### DATA SECTION:
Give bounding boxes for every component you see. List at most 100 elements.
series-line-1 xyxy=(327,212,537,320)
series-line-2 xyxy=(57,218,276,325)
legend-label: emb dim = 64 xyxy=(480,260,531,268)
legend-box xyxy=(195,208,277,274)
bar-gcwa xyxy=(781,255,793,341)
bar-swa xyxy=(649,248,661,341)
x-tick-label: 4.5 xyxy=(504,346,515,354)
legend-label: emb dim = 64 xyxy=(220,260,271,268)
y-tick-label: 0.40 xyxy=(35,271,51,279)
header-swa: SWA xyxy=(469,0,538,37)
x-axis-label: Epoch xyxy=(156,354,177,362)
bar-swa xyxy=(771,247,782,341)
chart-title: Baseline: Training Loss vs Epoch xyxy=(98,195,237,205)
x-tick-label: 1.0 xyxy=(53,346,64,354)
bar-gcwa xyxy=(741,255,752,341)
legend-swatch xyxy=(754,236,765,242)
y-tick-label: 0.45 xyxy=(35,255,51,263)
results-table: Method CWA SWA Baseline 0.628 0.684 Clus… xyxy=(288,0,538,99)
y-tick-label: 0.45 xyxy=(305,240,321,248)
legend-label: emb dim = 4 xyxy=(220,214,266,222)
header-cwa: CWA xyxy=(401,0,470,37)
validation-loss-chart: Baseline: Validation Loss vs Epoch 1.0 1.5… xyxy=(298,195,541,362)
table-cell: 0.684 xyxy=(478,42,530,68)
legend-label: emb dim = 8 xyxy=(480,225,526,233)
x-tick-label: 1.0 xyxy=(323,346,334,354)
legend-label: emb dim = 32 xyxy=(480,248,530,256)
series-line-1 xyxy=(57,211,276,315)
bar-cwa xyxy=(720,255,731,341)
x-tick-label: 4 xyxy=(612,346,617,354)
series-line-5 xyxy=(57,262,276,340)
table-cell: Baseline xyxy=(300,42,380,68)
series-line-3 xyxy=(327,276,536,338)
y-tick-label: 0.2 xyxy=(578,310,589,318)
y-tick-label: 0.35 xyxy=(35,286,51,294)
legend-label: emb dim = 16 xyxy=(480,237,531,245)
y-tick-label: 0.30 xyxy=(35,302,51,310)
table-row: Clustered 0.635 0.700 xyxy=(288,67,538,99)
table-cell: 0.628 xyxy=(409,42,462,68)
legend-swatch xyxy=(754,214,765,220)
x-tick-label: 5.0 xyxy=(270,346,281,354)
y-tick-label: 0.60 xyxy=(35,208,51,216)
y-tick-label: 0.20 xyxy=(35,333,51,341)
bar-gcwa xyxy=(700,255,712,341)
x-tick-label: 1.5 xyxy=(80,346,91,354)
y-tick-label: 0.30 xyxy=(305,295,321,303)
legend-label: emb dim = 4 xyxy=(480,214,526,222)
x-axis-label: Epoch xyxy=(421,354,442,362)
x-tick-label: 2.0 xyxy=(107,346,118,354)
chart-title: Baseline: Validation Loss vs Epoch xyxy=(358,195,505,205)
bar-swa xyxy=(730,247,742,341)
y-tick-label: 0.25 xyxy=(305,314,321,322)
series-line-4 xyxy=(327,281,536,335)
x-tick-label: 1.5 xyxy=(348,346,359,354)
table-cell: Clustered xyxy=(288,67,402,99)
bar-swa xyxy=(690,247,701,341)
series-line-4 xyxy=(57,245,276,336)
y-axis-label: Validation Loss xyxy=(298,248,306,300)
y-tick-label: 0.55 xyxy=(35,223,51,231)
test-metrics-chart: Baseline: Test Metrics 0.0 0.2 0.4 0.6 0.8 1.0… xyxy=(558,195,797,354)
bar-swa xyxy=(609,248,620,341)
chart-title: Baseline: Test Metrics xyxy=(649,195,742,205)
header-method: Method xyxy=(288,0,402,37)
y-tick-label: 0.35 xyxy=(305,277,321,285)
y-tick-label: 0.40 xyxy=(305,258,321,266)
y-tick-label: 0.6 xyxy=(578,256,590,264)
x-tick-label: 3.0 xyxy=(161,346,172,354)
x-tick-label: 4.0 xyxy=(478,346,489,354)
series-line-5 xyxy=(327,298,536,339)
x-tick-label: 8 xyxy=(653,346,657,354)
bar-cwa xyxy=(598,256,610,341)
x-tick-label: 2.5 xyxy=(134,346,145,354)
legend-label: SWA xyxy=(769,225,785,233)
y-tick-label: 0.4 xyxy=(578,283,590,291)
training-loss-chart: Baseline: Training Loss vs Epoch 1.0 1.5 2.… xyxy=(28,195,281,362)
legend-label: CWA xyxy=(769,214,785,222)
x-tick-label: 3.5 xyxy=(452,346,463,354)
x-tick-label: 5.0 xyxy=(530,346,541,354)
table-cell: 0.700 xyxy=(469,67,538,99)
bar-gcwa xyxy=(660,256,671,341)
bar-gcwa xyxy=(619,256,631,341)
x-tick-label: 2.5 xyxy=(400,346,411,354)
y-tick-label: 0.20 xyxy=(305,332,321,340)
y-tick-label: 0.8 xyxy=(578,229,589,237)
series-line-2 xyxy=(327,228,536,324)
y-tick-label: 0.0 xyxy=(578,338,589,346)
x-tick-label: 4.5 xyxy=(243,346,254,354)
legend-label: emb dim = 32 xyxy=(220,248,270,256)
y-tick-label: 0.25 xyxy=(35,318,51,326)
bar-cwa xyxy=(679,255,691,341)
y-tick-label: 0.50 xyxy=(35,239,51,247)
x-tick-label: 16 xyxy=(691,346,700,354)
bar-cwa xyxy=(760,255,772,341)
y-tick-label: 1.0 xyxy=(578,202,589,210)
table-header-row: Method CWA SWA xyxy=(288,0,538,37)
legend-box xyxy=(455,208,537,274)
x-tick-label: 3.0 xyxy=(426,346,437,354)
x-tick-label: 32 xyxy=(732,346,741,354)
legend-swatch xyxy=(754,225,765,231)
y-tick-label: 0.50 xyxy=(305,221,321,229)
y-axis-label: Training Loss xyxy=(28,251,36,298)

### TO BE DONE:
From the records above, extract every line that contains the string "Method", matching case exactly.

### FINAL RESULT:
results-table: Method CWA SWA Baseline 0.628 0.684 Clus… xyxy=(288,0,538,99)
header-method: Method xyxy=(288,0,402,37)
table-header-row: Method CWA SWA xyxy=(288,0,538,37)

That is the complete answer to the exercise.